── Dataset records
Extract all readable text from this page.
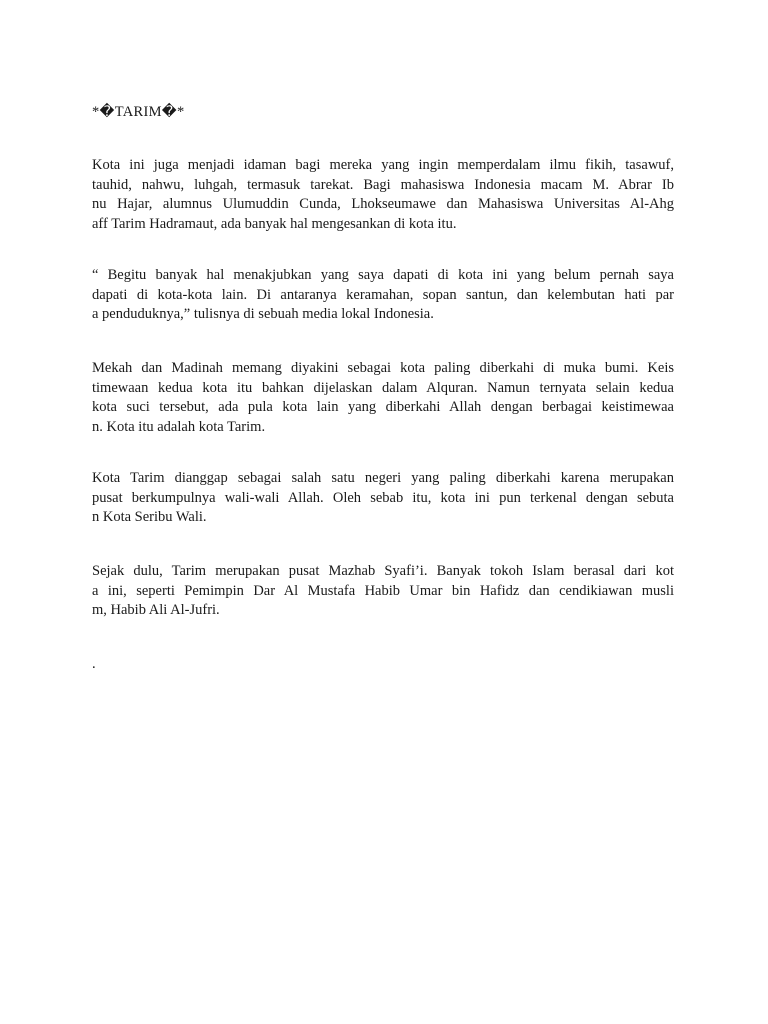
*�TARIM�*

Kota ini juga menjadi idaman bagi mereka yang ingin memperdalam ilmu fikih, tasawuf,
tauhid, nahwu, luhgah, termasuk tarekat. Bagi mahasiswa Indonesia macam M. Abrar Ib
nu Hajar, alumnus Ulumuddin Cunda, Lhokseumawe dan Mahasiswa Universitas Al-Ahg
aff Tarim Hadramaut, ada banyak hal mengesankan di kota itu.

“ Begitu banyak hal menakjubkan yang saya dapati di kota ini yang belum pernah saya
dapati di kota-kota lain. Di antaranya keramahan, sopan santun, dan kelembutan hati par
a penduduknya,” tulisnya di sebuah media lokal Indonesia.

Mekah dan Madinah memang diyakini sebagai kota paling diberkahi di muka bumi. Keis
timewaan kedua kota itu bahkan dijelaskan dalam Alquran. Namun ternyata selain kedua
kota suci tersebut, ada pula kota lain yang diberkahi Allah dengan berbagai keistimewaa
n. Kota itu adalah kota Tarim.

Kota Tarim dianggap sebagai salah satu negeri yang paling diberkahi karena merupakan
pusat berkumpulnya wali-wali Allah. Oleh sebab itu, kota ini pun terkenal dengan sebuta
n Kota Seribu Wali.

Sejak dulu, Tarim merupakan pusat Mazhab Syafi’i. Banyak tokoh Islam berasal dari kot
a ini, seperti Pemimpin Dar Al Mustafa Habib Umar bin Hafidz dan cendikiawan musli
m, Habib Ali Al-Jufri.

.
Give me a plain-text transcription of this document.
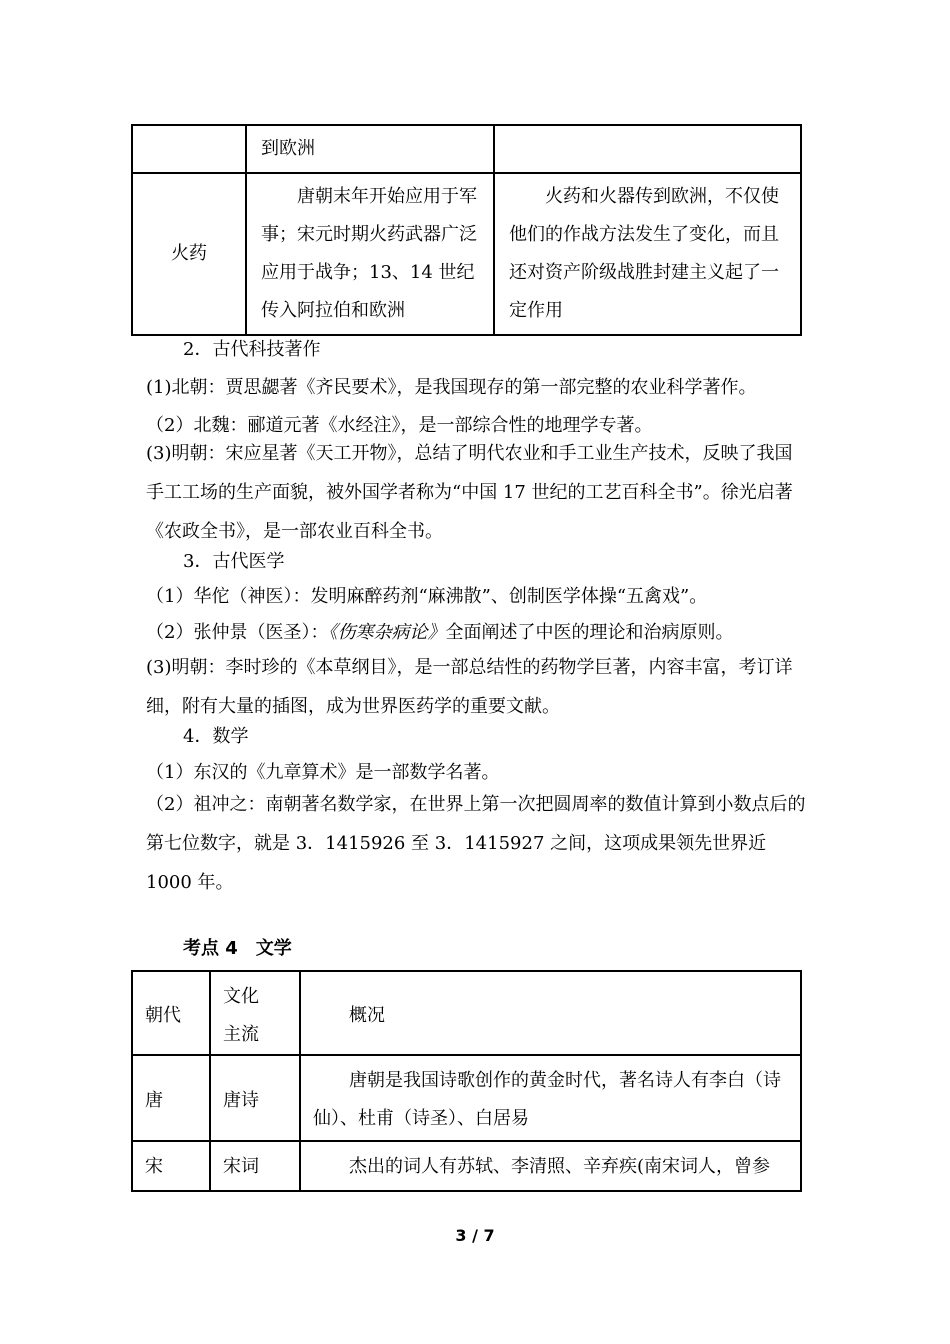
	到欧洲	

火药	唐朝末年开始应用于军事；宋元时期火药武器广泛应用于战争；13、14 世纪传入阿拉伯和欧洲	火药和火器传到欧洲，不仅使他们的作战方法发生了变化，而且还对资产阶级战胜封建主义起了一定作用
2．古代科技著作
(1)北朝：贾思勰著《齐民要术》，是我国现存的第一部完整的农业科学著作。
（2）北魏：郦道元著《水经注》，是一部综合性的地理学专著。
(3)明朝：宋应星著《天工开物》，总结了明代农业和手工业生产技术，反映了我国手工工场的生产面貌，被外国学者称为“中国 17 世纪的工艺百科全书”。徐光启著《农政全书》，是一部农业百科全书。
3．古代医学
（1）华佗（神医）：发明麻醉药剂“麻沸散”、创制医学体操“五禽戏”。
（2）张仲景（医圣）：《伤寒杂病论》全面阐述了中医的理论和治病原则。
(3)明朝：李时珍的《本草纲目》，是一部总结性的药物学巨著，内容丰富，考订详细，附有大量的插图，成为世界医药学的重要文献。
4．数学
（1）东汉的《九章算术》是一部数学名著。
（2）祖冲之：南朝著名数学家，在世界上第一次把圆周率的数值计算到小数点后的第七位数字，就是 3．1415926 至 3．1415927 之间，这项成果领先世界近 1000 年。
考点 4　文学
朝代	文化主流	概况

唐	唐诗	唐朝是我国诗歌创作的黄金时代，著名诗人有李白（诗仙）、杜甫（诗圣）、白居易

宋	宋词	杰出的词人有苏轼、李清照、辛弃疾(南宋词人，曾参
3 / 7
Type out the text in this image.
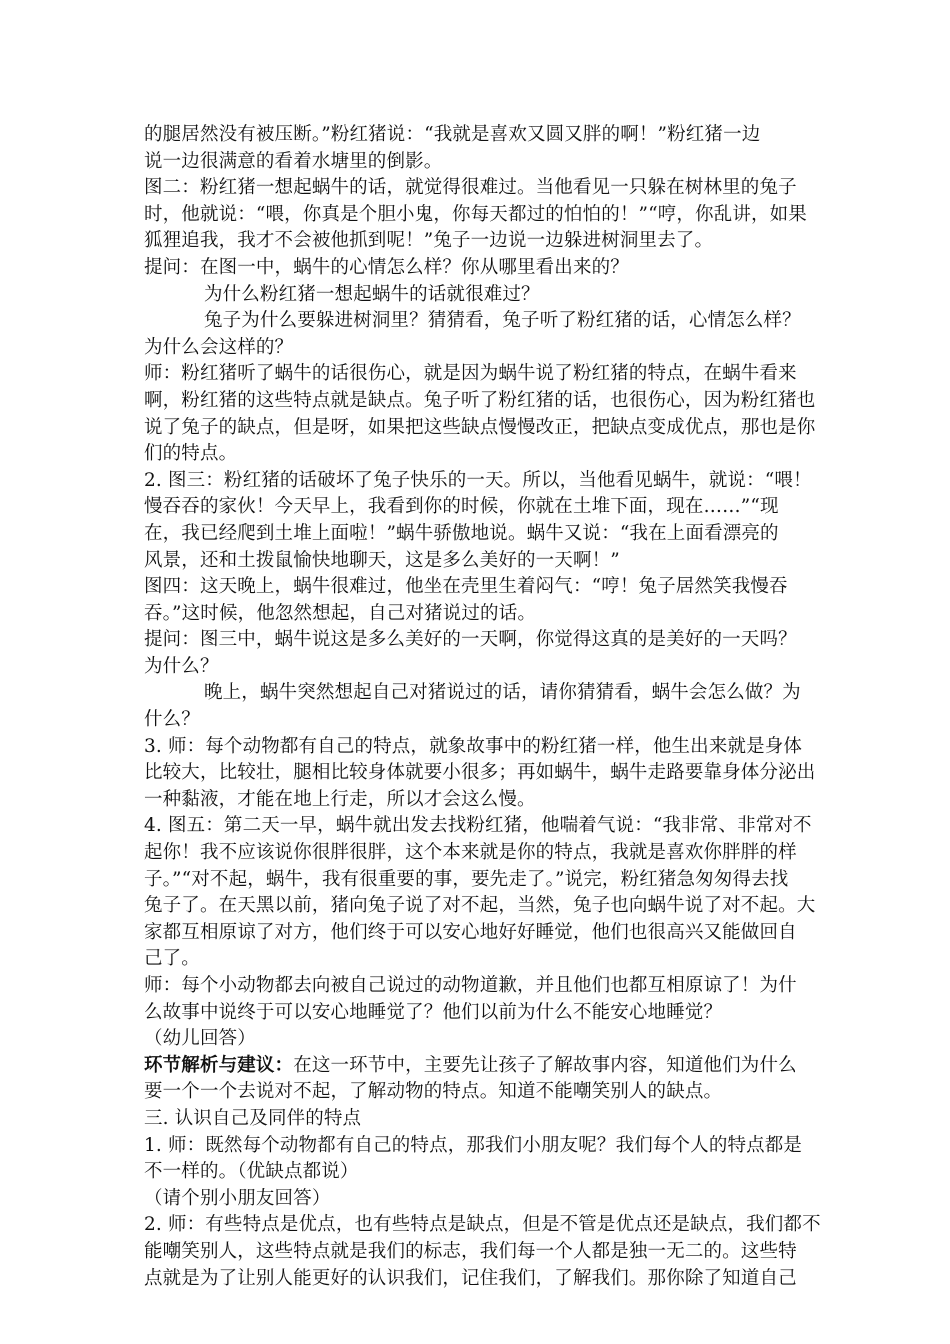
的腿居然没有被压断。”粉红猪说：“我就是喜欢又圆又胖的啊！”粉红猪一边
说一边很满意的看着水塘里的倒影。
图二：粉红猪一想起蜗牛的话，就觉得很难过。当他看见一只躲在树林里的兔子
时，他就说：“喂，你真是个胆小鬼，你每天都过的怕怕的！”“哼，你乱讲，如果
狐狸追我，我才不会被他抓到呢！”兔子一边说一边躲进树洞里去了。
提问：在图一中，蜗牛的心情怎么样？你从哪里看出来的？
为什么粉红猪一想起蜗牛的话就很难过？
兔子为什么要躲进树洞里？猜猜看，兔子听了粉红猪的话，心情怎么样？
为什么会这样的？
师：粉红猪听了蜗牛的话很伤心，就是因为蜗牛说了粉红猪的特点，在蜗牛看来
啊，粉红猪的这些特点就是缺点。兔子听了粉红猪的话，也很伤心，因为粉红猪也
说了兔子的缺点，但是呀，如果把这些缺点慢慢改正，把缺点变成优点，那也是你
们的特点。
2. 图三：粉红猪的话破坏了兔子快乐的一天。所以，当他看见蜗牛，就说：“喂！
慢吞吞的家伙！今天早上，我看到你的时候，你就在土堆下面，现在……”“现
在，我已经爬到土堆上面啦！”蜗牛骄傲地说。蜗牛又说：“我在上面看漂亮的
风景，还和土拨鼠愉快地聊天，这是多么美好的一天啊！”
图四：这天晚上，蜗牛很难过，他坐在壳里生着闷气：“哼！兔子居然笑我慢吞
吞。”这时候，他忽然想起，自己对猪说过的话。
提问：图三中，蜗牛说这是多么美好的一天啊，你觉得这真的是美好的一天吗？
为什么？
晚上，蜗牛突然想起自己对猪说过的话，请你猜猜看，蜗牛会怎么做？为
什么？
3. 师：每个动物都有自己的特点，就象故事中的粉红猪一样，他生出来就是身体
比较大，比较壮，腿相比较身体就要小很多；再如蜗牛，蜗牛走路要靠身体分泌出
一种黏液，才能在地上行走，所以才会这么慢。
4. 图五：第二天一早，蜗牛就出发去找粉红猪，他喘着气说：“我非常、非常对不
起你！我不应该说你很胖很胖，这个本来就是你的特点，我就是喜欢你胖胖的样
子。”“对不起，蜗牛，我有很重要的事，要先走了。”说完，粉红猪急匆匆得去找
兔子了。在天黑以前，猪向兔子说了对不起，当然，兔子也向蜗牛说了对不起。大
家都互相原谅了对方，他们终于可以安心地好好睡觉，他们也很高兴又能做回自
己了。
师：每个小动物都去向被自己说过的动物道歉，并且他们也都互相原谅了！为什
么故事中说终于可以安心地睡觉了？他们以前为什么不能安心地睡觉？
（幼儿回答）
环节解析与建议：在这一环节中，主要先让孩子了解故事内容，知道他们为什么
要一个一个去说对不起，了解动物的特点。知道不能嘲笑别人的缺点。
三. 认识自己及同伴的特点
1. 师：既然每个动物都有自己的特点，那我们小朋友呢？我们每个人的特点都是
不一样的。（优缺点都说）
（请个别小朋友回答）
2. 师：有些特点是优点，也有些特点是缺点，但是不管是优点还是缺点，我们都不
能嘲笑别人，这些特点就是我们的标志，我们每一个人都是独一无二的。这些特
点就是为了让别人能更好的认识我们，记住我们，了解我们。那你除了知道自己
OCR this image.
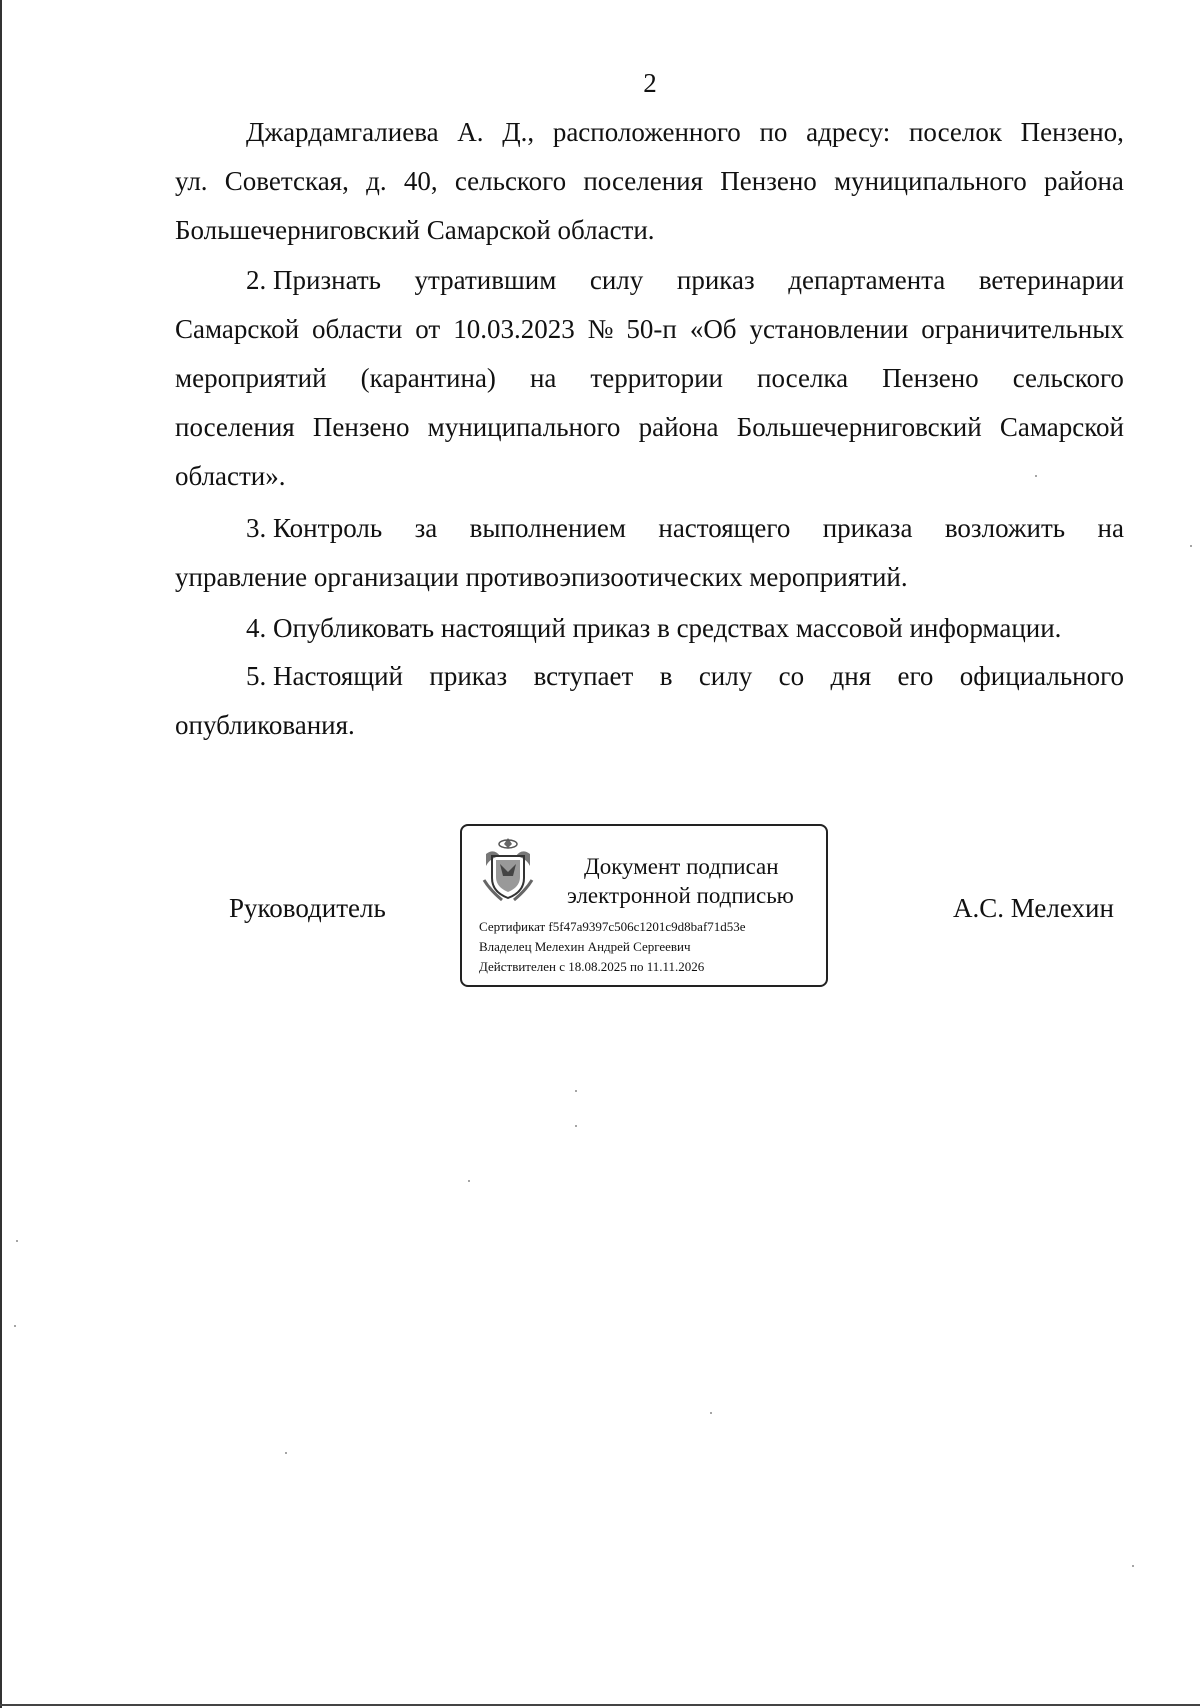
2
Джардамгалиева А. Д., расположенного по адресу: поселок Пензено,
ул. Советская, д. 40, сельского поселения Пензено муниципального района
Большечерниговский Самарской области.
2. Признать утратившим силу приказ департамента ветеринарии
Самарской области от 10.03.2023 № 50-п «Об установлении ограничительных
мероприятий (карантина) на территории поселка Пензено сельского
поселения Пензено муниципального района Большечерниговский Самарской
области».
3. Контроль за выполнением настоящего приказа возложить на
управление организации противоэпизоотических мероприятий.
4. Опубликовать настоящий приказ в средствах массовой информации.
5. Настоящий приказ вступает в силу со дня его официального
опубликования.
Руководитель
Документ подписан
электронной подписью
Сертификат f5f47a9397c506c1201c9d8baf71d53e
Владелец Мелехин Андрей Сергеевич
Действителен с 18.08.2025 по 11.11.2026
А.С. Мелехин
────
The exercise:
Give every line back word for word and leave the pictures out.

Result of this task:
Extract all readable text from this page.
*�TARIM�*

Kota ini juga menjadi idaman bagi mereka yang ingin memperdalam ilmu fikih, tasawuf,
tauhid, nahwu, luhgah, termasuk tarekat. Bagi mahasiswa Indonesia macam M. Abrar Ib
nu Hajar, alumnus Ulumuddin Cunda, Lhokseumawe dan Mahasiswa Universitas Al-Ahg
aff Tarim Hadramaut, ada banyak hal mengesankan di kota itu.

“ Begitu banyak hal menakjubkan yang saya dapati di kota ini yang belum pernah saya
dapati di kota-kota lain. Di antaranya keramahan, sopan santun, dan kelembutan hati par
a penduduknya,” tulisnya di sebuah media lokal Indonesia.

Mekah dan Madinah memang diyakini sebagai kota paling diberkahi di muka bumi. Keis
timewaan kedua kota itu bahkan dijelaskan dalam Alquran. Namun ternyata selain kedua
kota suci tersebut, ada pula kota lain yang diberkahi Allah dengan berbagai keistimewaa
n. Kota itu adalah kota Tarim.

Kota Tarim dianggap sebagai salah satu negeri yang paling diberkahi karena merupakan
pusat berkumpulnya wali-wali Allah. Oleh sebab itu, kota ini pun terkenal dengan sebuta
n Kota Seribu Wali.

Sejak dulu, Tarim merupakan pusat Mazhab Syafi’i. Banyak tokoh Islam berasal dari kot
a ini, seperti Pemimpin Dar Al Mustafa Habib Umar bin Hafidz dan cendikiawan musli
m, Habib Ali Al-Jufri.

.
Give me a plain-text transcription of this document.
	到欧洲	

火药	唐朝末年开始应用于军事；宋元时期火药武器广泛应用于战争；13、14 世纪传入阿拉伯和欧洲	火药和火器传到欧洲，不仅使他们的作战方法发生了变化，而且还对资产阶级战胜封建主义起了一定作用
2．古代科技著作
(1)北朝：贾思勰著《齐民要术》，是我国现存的第一部完整的农业科学著作。
（2）北魏：郦道元著《水经注》，是一部综合性的地理学专著。
(3)明朝：宋应星著《天工开物》，总结了明代农业和手工业生产技术，反映了我国手工工场的生产面貌，被外国学者称为“中国 17 世纪的工艺百科全书”。徐光启著《农政全书》，是一部农业百科全书。
3．古代医学
（1）华佗（神医）：发明麻醉药剂“麻沸散”、创制医学体操“五禽戏”。
（2）张仲景（医圣）：《伤寒杂病论》全面阐述了中医的理论和治病原则。
(3)明朝：李时珍的《本草纲目》，是一部总结性的药物学巨著，内容丰富，考订详细，附有大量的插图，成为世界医药学的重要文献。
4．数学
（1）东汉的《九章算术》是一部数学名著。
（2）祖冲之：南朝著名数学家，在世界上第一次把圆周率的数值计算到小数点后的第七位数字，就是 3．1415926 至 3．1415927 之间，这项成果领先世界近 1000 年。
考点 4　文学
朝代	文化主流	概况

唐	唐诗	唐朝是我国诗歌创作的黄金时代，著名诗人有李白（诗仙）、杜甫（诗圣）、白居易

宋	宋词	杰出的词人有苏轼、李清照、辛弃疾(南宋词人，曾参
3 / 7
Type out the text in this image.
的腿居然没有被压断。”粉红猪说：“我就是喜欢又圆又胖的啊！”粉红猪一边
说一边很满意的看着水塘里的倒影。
图二：粉红猪一想起蜗牛的话，就觉得很难过。当他看见一只躲在树林里的兔子
时，他就说：“喂，你真是个胆小鬼，你每天都过的怕怕的！”“哼，你乱讲，如果
狐狸追我，我才不会被他抓到呢！”兔子一边说一边躲进树洞里去了。
提问：在图一中，蜗牛的心情怎么样？你从哪里看出来的？
为什么粉红猪一想起蜗牛的话就很难过？
兔子为什么要躲进树洞里？猜猜看，兔子听了粉红猪的话，心情怎么样？
为什么会这样的？
师：粉红猪听了蜗牛的话很伤心，就是因为蜗牛说了粉红猪的特点，在蜗牛看来
啊，粉红猪的这些特点就是缺点。兔子听了粉红猪的话，也很伤心，因为粉红猪也
说了兔子的缺点，但是呀，如果把这些缺点慢慢改正，把缺点变成优点，那也是你
们的特点。
2. 图三：粉红猪的话破坏了兔子快乐的一天。所以，当他看见蜗牛，就说：“喂！
慢吞吞的家伙！今天早上，我看到你的时候，你就在土堆下面，现在……”“现
在，我已经爬到土堆上面啦！”蜗牛骄傲地说。蜗牛又说：“我在上面看漂亮的
风景，还和土拨鼠愉快地聊天，这是多么美好的一天啊！”
图四：这天晚上，蜗牛很难过，他坐在壳里生着闷气：“哼！兔子居然笑我慢吞
吞。”这时候，他忽然想起，自己对猪说过的话。
提问：图三中，蜗牛说这是多么美好的一天啊，你觉得这真的是美好的一天吗？
为什么？
晚上，蜗牛突然想起自己对猪说过的话，请你猜猜看，蜗牛会怎么做？为
什么？
3. 师：每个动物都有自己的特点，就象故事中的粉红猪一样，他生出来就是身体
比较大，比较壮，腿相比较身体就要小很多；再如蜗牛，蜗牛走路要靠身体分泌出
一种黏液，才能在地上行走，所以才会这么慢。
4. 图五：第二天一早，蜗牛就出发去找粉红猪，他喘着气说：“我非常、非常对不
起你！我不应该说你很胖很胖，这个本来就是你的特点，我就是喜欢你胖胖的样
子。”“对不起，蜗牛，我有很重要的事，要先走了。”说完，粉红猪急匆匆得去找
兔子了。在天黑以前，猪向兔子说了对不起，当然，兔子也向蜗牛说了对不起。大
家都互相原谅了对方，他们终于可以安心地好好睡觉，他们也很高兴又能做回自
己了。
师：每个小动物都去向被自己说过的动物道歉，并且他们也都互相原谅了！为什
么故事中说终于可以安心地睡觉了？他们以前为什么不能安心地睡觉？
（幼儿回答）
环节解析与建议：在这一环节中，主要先让孩子了解故事内容，知道他们为什么
要一个一个去说对不起，了解动物的特点。知道不能嘲笑别人的缺点。
三. 认识自己及同伴的特点
1. 师：既然每个动物都有自己的特点，那我们小朋友呢？我们每个人的特点都是
不一样的。（优缺点都说）
（请个别小朋友回答）
2. 师：有些特点是优点，也有些特点是缺点，但是不管是优点还是缺点，我们都不
能嘲笑别人，这些特点就是我们的标志，我们每一个人都是独一无二的。这些特
点就是为了让别人能更好的认识我们，记住我们，了解我们。那你除了知道自己
OCR this image.
2
Джардамгалиева А. Д., расположенного по адресу: поселок Пензено,
ул. Советская, д. 40, сельского поселения Пензено муниципального района
Большечерниговский Самарской области.
2. Признать утратившим силу приказ департамента ветеринарии
Самарской области от 10.03.2023 № 50-п «Об установлении ограничительных
мероприятий (карантина) на территории поселка Пензено сельского
поселения Пензено муниципального района Большечерниговский Самарской
области».
3. Контроль за выполнением настоящего приказа возложить на
управление организации противоэпизоотических мероприятий.
4. Опубликовать настоящий приказ в средствах массовой информации.
5. Настоящий приказ вступает в силу со дня его официального
опубликования.
Руководитель
Документ подписан
электронной подписью
Сертификат f5f47a9397c506c1201c9d8baf71d53e
Владелец Мелехин Андрей Сергеевич
Действителен с 18.08.2025 по 11.11.2026
А.С. Мелехин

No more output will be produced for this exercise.